### Aim of the task
Find each line holding "name" and copy it out.

Dataset records on visual material:
#####
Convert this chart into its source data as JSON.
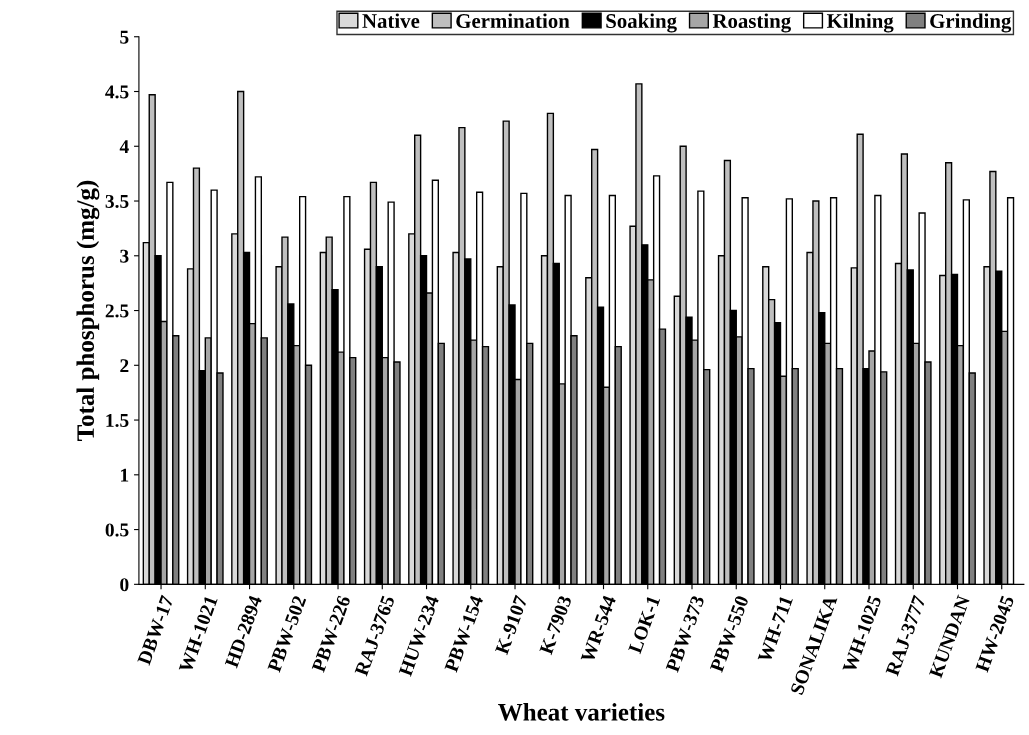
{
  "chart_data": {
    "type": "bar",
    "xlabel": "Wheat varieties",
    "ylabel": "Total phosphorus (mg/g)",
    "categories": [
      "DBW-17",
      "WH-1021",
      "HD-2894",
      "PBW-502",
      "PBW-226",
      "RAJ-3765",
      "HUW-234",
      "PBW-154",
      "K-9107",
      "K-7903",
      "WR-544",
      "LOK-1",
      "PBW-373",
      "PBW-550",
      "WH-711",
      "SONALIKA",
      "WH-1025",
      "RAJ-3777",
      "KUNDAN",
      "HW-2045"
    ],
    "series": [
      {
        "name": "Native",
        "color": "#d9d9d9",
        "values": [
          3.12,
          2.88,
          3.2,
          2.9,
          3.03,
          3.06,
          3.2,
          3.03,
          2.9,
          3.0,
          2.8,
          3.27,
          2.63,
          3.0,
          2.9,
          3.03,
          2.89,
          2.93,
          2.82,
          2.9
        ]
      },
      {
        "name": "Germination",
        "color": "#bfbfbf",
        "values": [
          4.47,
          3.8,
          4.5,
          3.17,
          3.17,
          3.67,
          4.1,
          4.17,
          4.23,
          4.3,
          3.97,
          4.57,
          4.0,
          3.87,
          2.6,
          3.5,
          4.11,
          3.93,
          3.85,
          3.77
        ]
      },
      {
        "name": "Soaking",
        "color": "#000000",
        "values": [
          3.0,
          1.95,
          3.03,
          2.56,
          2.69,
          2.9,
          3.0,
          2.97,
          2.55,
          2.93,
          2.53,
          3.1,
          2.44,
          2.5,
          2.39,
          2.48,
          1.97,
          2.87,
          2.83,
          2.86
        ]
      },
      {
        "name": "Roasting",
        "color": "#a6a6a6",
        "values": [
          2.4,
          2.25,
          2.38,
          2.18,
          2.12,
          2.07,
          2.66,
          2.23,
          1.87,
          1.83,
          1.8,
          2.78,
          2.23,
          2.26,
          1.9,
          2.2,
          2.13,
          2.2,
          2.18,
          2.31
        ]
      },
      {
        "name": "Kilning",
        "color": "#ffffff",
        "values": [
          3.67,
          3.6,
          3.72,
          3.54,
          3.54,
          3.49,
          3.69,
          3.58,
          3.57,
          3.55,
          3.55,
          3.73,
          3.59,
          3.53,
          3.52,
          3.53,
          3.55,
          3.39,
          3.51,
          3.53
        ]
      },
      {
        "name": "Grinding",
        "color": "#808080",
        "values": [
          2.27,
          1.93,
          2.25,
          2.0,
          2.07,
          2.03,
          2.2,
          2.17,
          2.2,
          2.27,
          2.17,
          2.33,
          1.96,
          1.97,
          1.97,
          1.97,
          1.94,
          2.03,
          1.93,
          null
        ]
      }
    ],
    "ylim": [
      0,
      5
    ],
    "yticks": [
      0,
      0.5,
      1,
      1.5,
      2,
      2.5,
      3,
      3.5,
      4,
      4.5,
      5
    ],
    "grid": false,
    "legend": "top right"
  }
}
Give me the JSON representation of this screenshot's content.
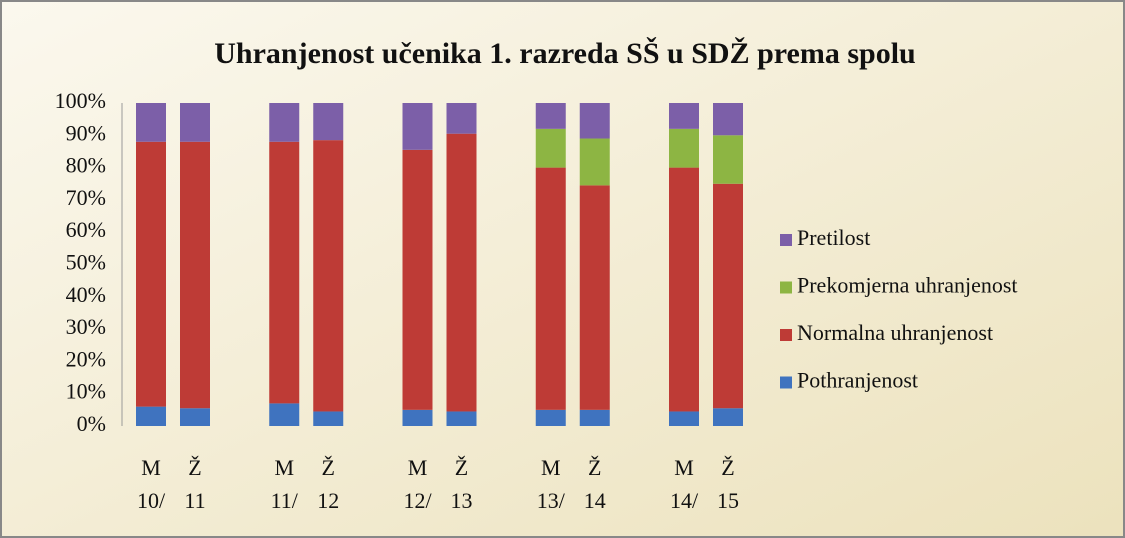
{
  "chart_data": {
    "type": "stacked_bar",
    "title": "Uhranjenost učenika 1. razreda SŠ u SDŽ prema spolu",
    "categories": [
      "M",
      "Ž",
      "M",
      "Ž",
      "M",
      "Ž",
      "M",
      "Ž",
      "M",
      "Ž"
    ],
    "groups": [
      [
        "10/",
        "11"
      ],
      [
        "11/",
        "12"
      ],
      [
        "12/",
        "13"
      ],
      [
        "13/",
        "14"
      ],
      [
        "14/",
        "15"
      ]
    ],
    "series": [
      {
        "name": "Pothranjenost",
        "color": "#3f73bf",
        "values": [
          6,
          5.5,
          7,
          4.5,
          5,
          4.5,
          5,
          5,
          4.5,
          5.5
        ]
      },
      {
        "name": "Normalna uhranjenost",
        "color": "#be3b36",
        "values": [
          82,
          82.5,
          81,
          84,
          80.5,
          86,
          75,
          69.5,
          75.5,
          69.5
        ]
      },
      {
        "name": "Prekomjerna uhranjenost",
        "color": "#8db543",
        "values": [
          0,
          0,
          0,
          0,
          0,
          0,
          12,
          14.5,
          12,
          15
        ]
      },
      {
        "name": "Pretilost",
        "color": "#7c5fa8",
        "values": [
          12,
          12,
          12,
          11.5,
          14.5,
          9.5,
          8,
          11,
          8,
          10
        ]
      }
    ],
    "ylim": [
      0,
      100
    ],
    "yticks": [
      {
        "value": 0,
        "label": "0%"
      },
      {
        "value": 10,
        "label": "10%"
      },
      {
        "value": 20,
        "label": "20%"
      },
      {
        "value": 30,
        "label": "30%"
      },
      {
        "value": 40,
        "label": "40%"
      },
      {
        "value": 50,
        "label": "50%"
      },
      {
        "value": 60,
        "label": "60%"
      },
      {
        "value": 70,
        "label": "70%"
      },
      {
        "value": 80,
        "label": "80%"
      },
      {
        "value": 90,
        "label": "90%"
      },
      {
        "value": 100,
        "label": "100%"
      }
    ],
    "legend": "right"
  }
}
#####
### Answer to the problem
        "name": "Native",
        "name": "Germination",
        "name": "Soaking",
        "name": "Roasting",
        "name": "Kilning",
        "name": "Grinding",
        "name": "Pothranjenost",
        "name": "Normalna uhranjenost",
        "name": "Prekomjerna uhranjenost",
        "name": "Pretilost",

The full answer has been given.